DATA EXTRACT>
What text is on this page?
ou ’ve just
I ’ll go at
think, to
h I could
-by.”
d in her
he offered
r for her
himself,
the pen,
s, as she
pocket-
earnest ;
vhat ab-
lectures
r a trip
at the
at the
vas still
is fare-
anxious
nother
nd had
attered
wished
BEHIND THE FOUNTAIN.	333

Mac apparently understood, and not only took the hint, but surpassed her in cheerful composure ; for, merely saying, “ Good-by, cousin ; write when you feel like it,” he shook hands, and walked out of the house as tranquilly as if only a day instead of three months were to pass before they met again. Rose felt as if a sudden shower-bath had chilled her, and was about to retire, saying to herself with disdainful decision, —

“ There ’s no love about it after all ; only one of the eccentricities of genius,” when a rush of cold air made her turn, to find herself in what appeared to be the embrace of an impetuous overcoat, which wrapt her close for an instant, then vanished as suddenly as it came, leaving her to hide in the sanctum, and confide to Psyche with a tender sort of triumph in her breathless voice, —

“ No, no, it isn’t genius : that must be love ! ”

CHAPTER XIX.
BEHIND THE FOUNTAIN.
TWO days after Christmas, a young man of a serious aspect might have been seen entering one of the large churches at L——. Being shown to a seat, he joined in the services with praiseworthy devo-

STATED PROBLEM>
Find the word "BEHIND" in the data and show each line that holds it.

EXERCISE OUTPUT>
BEHIND THE FOUNTAIN.	333
BEHIND THE FOUNTAIN.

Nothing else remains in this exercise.